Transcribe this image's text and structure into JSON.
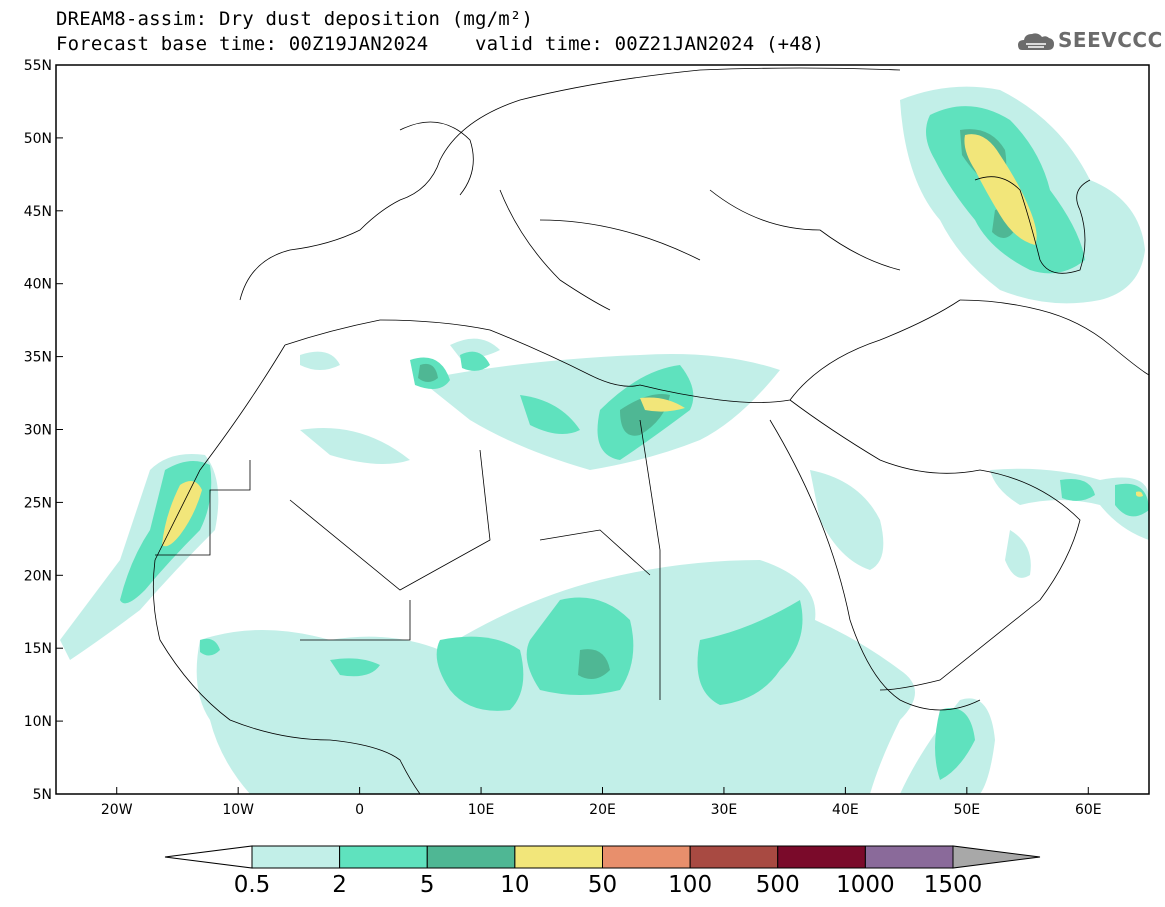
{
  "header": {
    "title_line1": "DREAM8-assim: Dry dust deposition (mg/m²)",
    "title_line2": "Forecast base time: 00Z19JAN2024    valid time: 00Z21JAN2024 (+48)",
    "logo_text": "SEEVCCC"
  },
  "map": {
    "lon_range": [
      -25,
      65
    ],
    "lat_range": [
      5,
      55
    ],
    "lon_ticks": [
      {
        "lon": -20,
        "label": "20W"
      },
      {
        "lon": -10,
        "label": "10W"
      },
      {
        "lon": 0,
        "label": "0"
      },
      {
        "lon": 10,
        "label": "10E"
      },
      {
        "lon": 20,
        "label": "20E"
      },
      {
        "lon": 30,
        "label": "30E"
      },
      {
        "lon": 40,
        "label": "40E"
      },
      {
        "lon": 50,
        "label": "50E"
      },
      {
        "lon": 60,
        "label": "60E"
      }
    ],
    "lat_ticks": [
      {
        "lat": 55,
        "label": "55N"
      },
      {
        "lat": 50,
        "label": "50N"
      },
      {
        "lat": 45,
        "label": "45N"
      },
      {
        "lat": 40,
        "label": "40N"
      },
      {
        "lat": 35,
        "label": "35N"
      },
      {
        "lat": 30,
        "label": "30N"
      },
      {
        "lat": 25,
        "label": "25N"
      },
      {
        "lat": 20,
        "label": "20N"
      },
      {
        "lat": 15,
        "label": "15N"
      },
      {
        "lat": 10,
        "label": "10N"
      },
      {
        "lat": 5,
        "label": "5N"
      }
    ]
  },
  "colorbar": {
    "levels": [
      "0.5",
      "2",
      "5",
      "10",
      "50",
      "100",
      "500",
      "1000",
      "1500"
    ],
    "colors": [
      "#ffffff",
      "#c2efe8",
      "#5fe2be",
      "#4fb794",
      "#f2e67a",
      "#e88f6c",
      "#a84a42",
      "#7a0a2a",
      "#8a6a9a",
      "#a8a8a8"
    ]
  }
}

= = = =

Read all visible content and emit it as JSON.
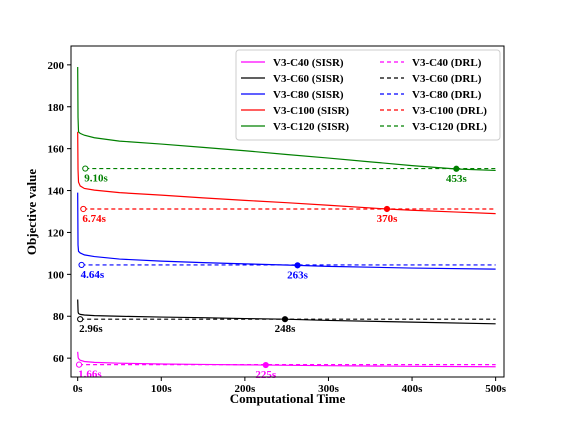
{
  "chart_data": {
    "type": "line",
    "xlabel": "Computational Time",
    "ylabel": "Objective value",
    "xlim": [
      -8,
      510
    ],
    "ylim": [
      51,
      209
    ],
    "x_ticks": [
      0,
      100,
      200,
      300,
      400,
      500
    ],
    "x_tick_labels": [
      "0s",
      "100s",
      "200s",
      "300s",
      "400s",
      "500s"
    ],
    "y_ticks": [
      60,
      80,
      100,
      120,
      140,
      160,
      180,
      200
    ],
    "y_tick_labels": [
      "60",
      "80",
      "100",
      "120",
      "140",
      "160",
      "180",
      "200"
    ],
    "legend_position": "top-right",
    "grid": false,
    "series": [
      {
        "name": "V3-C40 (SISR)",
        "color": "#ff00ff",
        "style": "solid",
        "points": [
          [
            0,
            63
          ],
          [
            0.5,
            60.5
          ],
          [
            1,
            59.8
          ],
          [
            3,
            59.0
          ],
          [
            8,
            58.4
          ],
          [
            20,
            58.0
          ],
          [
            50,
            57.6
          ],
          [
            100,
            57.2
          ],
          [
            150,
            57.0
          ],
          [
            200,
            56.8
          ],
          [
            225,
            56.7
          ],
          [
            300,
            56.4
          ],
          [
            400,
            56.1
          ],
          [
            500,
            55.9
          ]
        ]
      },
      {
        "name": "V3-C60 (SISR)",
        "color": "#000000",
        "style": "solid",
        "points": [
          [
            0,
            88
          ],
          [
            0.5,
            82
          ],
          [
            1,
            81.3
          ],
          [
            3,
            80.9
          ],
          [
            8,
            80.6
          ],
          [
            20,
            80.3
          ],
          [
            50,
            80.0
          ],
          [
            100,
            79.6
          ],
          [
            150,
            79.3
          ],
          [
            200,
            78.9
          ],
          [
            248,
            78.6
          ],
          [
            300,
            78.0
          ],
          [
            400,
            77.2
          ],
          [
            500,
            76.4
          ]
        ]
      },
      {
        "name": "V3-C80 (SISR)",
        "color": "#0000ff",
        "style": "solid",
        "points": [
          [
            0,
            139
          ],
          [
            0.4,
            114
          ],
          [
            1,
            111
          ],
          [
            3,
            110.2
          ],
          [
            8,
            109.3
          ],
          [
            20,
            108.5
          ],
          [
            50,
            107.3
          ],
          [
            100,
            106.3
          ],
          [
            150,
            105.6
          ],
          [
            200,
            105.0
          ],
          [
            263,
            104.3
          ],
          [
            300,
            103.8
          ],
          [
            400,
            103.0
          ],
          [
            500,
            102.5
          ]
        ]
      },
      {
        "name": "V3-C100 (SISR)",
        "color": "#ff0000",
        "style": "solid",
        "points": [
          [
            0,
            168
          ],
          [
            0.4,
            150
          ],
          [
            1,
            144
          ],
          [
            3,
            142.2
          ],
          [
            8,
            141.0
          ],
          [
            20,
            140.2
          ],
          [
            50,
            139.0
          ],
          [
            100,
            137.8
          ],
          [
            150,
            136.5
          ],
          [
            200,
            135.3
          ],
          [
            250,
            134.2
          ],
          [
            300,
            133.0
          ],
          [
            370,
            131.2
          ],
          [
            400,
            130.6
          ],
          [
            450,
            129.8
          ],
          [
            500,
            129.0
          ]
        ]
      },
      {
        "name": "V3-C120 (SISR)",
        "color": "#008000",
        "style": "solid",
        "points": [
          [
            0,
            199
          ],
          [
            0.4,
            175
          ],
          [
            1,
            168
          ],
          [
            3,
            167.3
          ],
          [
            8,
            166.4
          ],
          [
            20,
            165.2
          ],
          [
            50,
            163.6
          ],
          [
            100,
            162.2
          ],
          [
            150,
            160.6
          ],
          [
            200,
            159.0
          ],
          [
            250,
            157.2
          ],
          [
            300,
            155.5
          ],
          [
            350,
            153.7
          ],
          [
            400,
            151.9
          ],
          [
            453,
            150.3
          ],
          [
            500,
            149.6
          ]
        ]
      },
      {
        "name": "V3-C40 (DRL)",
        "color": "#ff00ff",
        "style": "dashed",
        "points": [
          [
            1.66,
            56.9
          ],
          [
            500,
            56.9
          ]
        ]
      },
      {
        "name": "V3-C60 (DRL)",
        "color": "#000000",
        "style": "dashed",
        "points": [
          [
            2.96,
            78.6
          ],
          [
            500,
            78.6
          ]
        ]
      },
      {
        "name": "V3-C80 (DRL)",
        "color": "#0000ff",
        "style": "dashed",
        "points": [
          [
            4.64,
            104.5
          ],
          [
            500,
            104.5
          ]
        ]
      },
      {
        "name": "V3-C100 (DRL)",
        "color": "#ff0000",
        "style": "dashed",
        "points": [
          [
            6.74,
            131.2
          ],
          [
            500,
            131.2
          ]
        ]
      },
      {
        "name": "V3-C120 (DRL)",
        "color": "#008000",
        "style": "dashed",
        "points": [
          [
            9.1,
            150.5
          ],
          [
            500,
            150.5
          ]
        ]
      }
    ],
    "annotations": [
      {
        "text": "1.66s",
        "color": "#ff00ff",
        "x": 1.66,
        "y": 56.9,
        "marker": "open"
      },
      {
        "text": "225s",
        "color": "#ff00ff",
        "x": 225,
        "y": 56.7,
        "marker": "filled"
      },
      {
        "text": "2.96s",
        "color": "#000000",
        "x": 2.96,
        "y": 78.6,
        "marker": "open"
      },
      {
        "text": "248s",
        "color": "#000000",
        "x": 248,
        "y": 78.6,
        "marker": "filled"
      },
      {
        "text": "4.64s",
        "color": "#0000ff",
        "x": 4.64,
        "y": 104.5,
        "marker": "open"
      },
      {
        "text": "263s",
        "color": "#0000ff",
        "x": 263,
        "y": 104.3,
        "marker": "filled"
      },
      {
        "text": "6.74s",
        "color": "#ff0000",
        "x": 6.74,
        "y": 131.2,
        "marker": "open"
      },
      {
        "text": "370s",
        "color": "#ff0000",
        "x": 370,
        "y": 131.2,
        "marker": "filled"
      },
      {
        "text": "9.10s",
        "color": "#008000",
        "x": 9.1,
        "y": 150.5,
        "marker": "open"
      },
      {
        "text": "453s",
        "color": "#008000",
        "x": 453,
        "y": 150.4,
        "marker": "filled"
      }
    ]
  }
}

= = = =

# What you are asked to do
Copy all lines from the material that include "JSON".

# Exercise response
Transcribe this image's text and structure into JSON.
Read all visible content and emit it as JSON.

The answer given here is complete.